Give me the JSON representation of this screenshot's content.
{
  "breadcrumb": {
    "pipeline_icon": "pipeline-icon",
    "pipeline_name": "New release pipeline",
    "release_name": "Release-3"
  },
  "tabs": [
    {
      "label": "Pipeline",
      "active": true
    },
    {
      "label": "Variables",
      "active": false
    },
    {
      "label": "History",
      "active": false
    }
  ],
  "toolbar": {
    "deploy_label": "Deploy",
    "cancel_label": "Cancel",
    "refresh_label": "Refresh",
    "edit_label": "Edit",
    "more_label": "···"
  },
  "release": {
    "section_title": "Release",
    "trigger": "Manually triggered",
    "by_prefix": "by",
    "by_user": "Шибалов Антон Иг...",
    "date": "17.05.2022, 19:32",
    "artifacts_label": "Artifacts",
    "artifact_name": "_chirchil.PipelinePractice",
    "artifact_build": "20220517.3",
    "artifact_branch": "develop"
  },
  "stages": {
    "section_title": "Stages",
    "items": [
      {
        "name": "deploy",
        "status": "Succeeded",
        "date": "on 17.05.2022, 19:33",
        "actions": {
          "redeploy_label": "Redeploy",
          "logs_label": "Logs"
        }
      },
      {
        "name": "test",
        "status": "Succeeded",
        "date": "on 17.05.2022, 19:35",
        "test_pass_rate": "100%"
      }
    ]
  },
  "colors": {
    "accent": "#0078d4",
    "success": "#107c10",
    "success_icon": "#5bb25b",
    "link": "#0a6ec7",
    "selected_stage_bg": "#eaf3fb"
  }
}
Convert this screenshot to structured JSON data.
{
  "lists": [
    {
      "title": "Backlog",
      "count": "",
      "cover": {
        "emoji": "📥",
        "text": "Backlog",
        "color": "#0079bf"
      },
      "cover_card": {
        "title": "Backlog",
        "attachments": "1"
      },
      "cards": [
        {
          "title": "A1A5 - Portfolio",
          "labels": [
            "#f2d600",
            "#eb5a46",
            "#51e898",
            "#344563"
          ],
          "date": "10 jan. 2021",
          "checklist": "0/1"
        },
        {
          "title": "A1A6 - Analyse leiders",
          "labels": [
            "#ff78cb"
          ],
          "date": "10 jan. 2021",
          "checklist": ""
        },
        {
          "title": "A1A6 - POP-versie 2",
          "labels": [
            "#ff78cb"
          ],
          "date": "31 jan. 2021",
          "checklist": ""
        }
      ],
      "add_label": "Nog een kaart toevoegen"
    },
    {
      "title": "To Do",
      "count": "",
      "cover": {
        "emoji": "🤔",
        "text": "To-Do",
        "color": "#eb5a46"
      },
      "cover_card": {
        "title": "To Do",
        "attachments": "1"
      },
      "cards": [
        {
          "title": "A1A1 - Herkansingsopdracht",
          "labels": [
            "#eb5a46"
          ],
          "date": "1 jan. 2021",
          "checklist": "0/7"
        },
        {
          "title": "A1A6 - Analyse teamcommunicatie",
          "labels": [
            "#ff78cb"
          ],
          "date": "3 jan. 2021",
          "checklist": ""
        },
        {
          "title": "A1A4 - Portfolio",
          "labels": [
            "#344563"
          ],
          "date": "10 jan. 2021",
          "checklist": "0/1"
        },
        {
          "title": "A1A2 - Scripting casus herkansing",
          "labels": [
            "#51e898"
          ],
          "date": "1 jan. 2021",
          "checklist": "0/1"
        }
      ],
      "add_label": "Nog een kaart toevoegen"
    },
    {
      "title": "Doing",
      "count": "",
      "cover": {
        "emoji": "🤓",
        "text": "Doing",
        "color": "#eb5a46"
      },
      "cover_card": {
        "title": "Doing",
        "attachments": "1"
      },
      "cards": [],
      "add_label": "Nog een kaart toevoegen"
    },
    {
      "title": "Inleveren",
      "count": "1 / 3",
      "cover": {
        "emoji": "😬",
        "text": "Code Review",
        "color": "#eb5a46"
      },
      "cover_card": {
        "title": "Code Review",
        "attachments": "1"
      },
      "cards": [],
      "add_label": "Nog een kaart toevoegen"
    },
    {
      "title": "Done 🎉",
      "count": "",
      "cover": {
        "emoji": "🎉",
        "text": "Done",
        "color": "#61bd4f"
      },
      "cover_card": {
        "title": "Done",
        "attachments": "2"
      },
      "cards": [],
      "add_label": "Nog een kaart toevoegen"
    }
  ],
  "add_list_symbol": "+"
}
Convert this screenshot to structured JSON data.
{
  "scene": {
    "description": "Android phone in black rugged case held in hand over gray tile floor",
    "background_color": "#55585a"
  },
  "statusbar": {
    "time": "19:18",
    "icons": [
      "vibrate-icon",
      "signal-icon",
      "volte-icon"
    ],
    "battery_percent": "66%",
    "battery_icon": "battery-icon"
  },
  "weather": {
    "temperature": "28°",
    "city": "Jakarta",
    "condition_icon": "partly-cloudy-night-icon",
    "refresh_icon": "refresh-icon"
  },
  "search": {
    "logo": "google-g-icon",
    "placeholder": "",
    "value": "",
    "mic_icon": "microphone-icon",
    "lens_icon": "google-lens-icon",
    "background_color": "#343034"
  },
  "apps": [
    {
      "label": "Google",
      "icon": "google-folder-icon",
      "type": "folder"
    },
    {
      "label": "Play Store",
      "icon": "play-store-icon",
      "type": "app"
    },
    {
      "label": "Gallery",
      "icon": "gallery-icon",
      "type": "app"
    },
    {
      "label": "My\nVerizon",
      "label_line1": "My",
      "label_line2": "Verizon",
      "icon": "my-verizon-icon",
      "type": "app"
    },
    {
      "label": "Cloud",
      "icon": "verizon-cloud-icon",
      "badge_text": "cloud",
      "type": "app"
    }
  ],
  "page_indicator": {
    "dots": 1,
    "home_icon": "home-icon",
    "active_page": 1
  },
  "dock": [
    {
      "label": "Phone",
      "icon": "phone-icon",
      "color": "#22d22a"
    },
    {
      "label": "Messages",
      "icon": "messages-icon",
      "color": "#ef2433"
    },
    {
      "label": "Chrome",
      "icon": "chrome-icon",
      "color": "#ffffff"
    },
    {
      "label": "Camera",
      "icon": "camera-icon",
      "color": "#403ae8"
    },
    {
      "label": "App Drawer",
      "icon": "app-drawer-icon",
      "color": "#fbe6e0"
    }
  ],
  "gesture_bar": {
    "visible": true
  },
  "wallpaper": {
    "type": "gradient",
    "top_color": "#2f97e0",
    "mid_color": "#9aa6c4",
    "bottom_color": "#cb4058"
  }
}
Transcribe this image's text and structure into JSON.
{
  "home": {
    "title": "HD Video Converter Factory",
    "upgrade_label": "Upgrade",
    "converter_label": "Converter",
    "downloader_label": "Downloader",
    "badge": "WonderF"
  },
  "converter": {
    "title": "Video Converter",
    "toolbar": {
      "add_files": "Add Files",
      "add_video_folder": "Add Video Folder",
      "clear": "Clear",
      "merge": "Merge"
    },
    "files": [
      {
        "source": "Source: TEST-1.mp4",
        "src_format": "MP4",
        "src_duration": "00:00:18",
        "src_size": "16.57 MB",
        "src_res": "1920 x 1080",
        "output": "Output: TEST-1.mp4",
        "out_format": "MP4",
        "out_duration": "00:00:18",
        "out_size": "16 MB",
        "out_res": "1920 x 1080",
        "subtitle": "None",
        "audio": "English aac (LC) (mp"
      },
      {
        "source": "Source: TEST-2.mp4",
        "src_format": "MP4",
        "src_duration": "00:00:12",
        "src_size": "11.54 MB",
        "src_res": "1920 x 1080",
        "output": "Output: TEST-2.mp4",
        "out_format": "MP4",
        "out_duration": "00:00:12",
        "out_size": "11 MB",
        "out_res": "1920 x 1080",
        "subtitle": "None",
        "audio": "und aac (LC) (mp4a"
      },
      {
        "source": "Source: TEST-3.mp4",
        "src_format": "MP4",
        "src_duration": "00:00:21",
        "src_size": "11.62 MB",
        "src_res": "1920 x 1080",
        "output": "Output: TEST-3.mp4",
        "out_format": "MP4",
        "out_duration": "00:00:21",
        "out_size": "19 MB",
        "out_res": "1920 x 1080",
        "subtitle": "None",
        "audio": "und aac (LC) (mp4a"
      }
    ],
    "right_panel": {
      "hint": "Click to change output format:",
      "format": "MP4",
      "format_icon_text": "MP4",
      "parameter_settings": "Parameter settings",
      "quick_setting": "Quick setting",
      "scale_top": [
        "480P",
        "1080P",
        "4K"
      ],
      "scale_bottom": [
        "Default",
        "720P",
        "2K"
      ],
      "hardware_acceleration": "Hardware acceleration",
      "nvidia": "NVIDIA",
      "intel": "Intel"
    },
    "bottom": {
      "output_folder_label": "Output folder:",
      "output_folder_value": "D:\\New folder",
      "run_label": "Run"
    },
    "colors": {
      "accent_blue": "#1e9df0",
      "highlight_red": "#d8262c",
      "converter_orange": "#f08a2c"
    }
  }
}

§

Look over the records above and copy each line that includes the string "this".

Give me the JSON representation of this screenshot's content.
Convert this screenshot to structured JSON data.
Convert this screenshot to structured JSON data.
Transcribe this image's text and structure into JSON.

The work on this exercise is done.